Exercise prompt → Of the lines in the data below, count the ones holding the string "Gebote", and answer with that number only.

————————

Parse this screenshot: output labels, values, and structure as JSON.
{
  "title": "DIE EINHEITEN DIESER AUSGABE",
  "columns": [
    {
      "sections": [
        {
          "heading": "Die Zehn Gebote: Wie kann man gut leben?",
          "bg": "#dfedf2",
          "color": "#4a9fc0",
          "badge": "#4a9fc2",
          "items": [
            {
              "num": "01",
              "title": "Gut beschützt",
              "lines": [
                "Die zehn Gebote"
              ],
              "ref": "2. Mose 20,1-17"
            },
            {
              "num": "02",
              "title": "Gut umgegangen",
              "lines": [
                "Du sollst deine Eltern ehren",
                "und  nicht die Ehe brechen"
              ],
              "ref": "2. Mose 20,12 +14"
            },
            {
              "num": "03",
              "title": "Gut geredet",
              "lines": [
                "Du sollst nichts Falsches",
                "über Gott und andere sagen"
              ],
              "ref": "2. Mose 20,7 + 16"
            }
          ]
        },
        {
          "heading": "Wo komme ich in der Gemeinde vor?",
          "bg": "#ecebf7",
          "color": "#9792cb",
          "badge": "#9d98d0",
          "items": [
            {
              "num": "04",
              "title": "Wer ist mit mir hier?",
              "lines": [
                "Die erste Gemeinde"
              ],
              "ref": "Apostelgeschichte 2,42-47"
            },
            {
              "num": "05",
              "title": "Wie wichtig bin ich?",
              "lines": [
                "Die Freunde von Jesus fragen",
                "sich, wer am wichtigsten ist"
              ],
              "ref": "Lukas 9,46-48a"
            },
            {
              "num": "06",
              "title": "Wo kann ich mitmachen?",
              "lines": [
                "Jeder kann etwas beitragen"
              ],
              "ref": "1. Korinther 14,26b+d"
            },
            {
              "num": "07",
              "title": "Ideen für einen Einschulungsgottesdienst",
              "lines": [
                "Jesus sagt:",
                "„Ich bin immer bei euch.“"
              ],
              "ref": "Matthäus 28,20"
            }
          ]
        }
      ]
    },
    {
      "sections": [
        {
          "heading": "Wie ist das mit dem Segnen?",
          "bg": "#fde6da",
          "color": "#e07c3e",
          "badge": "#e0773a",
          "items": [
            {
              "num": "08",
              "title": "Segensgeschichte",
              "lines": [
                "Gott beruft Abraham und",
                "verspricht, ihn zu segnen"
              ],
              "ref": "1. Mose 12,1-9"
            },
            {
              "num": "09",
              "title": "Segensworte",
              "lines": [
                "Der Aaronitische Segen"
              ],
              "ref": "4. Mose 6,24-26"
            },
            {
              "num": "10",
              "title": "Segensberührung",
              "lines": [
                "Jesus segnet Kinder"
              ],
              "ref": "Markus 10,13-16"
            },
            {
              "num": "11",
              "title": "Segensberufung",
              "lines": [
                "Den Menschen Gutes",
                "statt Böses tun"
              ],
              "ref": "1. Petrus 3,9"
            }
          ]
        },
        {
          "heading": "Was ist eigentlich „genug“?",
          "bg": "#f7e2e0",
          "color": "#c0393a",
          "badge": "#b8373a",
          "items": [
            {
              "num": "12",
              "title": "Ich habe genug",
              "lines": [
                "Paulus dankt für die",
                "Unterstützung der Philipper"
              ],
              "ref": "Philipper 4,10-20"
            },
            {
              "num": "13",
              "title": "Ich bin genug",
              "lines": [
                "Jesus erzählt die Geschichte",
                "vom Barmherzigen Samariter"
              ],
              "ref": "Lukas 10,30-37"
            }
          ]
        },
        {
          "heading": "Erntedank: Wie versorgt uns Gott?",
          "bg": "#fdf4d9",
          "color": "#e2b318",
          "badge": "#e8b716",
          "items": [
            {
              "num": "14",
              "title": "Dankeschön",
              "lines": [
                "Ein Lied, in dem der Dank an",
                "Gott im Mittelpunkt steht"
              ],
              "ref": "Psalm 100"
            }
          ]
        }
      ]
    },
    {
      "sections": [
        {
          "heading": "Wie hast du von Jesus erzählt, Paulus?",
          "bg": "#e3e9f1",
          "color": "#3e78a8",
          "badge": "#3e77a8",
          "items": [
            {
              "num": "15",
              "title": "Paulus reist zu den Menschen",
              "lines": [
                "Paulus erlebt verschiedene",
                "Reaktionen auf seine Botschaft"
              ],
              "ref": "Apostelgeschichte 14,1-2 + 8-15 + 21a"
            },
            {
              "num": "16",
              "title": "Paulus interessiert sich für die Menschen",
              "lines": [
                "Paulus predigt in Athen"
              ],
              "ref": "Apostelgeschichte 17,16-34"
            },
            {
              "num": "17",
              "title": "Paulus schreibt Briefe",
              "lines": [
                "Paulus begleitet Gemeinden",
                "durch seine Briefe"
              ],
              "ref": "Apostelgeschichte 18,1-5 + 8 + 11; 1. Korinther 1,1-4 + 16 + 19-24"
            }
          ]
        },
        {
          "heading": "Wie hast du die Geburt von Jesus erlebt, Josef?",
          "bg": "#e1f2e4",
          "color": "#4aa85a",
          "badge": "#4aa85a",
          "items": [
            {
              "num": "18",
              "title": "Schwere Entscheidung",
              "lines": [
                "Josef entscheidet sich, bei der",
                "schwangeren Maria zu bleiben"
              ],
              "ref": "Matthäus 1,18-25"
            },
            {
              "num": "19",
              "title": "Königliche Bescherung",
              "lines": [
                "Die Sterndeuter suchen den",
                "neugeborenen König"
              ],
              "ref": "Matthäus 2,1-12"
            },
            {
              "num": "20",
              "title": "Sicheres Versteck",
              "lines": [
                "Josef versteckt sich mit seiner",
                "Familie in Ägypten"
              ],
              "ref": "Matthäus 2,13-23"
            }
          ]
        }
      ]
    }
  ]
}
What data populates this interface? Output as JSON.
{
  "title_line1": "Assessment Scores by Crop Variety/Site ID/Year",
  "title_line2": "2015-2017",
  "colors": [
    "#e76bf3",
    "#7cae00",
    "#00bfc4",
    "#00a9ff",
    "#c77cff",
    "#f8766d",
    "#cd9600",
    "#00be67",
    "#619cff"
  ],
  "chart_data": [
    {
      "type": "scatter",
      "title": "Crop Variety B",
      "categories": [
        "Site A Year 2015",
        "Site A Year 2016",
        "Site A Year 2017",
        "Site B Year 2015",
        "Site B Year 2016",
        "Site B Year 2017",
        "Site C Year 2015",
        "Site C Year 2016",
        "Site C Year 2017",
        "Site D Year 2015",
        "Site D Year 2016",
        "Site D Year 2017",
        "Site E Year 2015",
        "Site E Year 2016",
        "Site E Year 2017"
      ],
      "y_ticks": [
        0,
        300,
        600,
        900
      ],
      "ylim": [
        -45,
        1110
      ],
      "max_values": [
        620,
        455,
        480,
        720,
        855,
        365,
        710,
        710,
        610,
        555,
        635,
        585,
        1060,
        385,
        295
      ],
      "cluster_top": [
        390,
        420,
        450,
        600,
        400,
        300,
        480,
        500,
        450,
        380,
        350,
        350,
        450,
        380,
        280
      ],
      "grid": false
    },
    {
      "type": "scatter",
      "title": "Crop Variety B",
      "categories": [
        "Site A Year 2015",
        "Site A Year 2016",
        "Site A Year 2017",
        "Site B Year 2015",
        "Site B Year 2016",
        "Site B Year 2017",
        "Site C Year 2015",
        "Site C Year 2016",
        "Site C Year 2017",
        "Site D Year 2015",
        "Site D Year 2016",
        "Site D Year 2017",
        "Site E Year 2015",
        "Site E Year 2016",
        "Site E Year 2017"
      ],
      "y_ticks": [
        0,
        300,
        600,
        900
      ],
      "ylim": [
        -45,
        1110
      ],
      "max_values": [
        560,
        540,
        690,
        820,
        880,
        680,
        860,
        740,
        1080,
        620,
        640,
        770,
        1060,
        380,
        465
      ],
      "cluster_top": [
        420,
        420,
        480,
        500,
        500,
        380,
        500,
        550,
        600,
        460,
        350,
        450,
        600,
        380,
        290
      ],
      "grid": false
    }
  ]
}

————————

Worked answer → 2